> [What to work on]
Copy each line of the entries below character for character, leaving nothing out and changing nothing.
━━━ Supplied information
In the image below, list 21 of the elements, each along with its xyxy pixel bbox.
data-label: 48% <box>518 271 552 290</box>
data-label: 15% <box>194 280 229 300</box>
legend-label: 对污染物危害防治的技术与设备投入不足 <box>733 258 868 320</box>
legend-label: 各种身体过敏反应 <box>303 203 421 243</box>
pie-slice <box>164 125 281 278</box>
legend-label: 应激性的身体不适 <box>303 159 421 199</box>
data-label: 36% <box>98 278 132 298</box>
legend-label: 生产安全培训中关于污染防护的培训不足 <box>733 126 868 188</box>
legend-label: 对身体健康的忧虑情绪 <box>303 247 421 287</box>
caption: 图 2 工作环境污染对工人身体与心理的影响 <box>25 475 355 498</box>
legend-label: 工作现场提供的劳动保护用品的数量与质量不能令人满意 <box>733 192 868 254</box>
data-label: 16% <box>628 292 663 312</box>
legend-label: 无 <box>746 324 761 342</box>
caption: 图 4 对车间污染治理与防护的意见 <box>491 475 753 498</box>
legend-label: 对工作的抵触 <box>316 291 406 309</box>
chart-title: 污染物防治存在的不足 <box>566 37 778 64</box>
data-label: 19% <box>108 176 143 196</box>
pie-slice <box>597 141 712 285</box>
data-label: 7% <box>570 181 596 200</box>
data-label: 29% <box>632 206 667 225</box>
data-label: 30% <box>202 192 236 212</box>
━━━━━━
> [Task solution]
In the image below, list 21 of the elements, each along with its xyxy pixel bbox.
data-label: 48% <box>518 271 552 290</box>
data-label: 15% <box>194 280 229 300</box>
legend-label: 对污染物危害防治的技术与设备投入不足 <box>733 258 868 320</box>
legend-label: 各种身体过敏反应 <box>303 203 421 243</box>
pie-slice <box>164 125 281 278</box>
legend-label: 应激性的身体不适 <box>303 159 421 199</box>
data-label: 36% <box>98 278 132 298</box>
legend-label: 生产安全培训中关于污染防护的培训不足 <box>733 126 868 188</box>
legend-label: 对身体健康的忧虑情绪 <box>303 247 421 287</box>
caption: 图 2 工作环境污染对工人身体与心理的影响 <box>25 475 355 498</box>
legend-label: 工作现场提供的劳动保护用品的数量与质量不能令人满意 <box>733 192 868 254</box>
data-label: 16% <box>628 292 663 312</box>
legend-label: 无 <box>746 324 761 342</box>
caption: 图 4 对车间污染治理与防护的意见 <box>491 475 753 498</box>
legend-label: 对工作的抵触 <box>316 291 406 309</box>
chart-title: 污染物防治存在的不足 <box>566 37 778 64</box>
data-label: 19% <box>108 176 143 196</box>
pie-slice <box>597 141 712 285</box>
data-label: 7% <box>570 181 596 200</box>
data-label: 29% <box>632 206 667 225</box>
data-label: 30% <box>202 192 236 212</box>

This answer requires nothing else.